Stored data entries:
[Begin]

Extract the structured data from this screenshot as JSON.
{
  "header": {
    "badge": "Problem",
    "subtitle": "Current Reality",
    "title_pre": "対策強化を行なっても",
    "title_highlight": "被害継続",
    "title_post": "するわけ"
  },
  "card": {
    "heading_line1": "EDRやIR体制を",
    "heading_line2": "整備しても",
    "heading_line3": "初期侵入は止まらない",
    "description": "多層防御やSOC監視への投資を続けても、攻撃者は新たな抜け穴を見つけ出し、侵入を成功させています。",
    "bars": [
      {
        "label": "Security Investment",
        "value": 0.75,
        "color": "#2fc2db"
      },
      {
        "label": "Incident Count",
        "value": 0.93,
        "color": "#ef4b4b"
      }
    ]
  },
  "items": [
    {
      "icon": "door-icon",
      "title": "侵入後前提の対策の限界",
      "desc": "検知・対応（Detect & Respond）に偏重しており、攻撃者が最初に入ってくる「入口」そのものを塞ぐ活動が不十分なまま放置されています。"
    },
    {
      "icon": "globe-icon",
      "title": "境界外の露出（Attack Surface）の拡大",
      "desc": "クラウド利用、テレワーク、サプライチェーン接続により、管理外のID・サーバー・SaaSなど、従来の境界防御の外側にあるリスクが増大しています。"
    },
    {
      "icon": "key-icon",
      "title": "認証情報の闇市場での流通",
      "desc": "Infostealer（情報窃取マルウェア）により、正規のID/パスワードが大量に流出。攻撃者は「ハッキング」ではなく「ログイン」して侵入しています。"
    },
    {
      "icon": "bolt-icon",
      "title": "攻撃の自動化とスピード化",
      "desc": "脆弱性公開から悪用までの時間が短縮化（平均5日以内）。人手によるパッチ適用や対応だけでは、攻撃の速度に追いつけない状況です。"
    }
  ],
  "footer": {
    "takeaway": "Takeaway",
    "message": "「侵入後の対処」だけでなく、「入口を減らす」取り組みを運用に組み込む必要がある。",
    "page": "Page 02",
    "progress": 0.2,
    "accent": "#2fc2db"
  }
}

[End]

◆ **Prompt**:
Transcribe the material above word for word.

◆ **Reply**:
Extract the structured data from this screenshot as JSON.
{
  "header": {
    "badge": "Problem",
    "subtitle": "Current Reality",
    "title_pre": "対策強化を行なっても",
    "title_highlight": "被害継続",
    "title_post": "するわけ"
  },
  "card": {
    "heading_line1": "EDRやIR体制を",
    "heading_line2": "整備しても",
    "heading_line3": "初期侵入は止まらない",
    "description": "多層防御やSOC監視への投資を続けても、攻撃者は新たな抜け穴を見つけ出し、侵入を成功させています。",
    "bars": [
      {
        "label": "Security Investment",
        "value": 0.75,
        "color": "#2fc2db"
      },
      {
        "label": "Incident Count",
        "value": 0.93,
        "color": "#ef4b4b"
      }
    ]
  },
  "items": [
    {
      "icon": "door-icon",
      "title": "侵入後前提の対策の限界",
      "desc": "検知・対応（Detect & Respond）に偏重しており、攻撃者が最初に入ってくる「入口」そのものを塞ぐ活動が不十分なまま放置されています。"
    },
    {
      "icon": "globe-icon",
      "title": "境界外の露出（Attack Surface）の拡大",
      "desc": "クラウド利用、テレワーク、サプライチェーン接続により、管理外のID・サーバー・SaaSなど、従来の境界防御の外側にあるリスクが増大しています。"
    },
    {
      "icon": "key-icon",
      "title": "認証情報の闇市場での流通",
      "desc": "Infostealer（情報窃取マルウェア）により、正規のID/パスワードが大量に流出。攻撃者は「ハッキング」ではなく「ログイン」して侵入しています。"
    },
    {
      "icon": "bolt-icon",
      "title": "攻撃の自動化とスピード化",
      "desc": "脆弱性公開から悪用までの時間が短縮化（平均5日以内）。人手によるパッチ適用や対応だけでは、攻撃の速度に追いつけない状況です。"
    }
  ],
  "footer": {
    "takeaway": "Takeaway",
    "message": "「侵入後の対処」だけでなく、「入口を減らす」取り組みを運用に組み込む必要がある。",
    "page": "Page 02",
    "progress": 0.2,
    "accent": "#2fc2db"
  }
}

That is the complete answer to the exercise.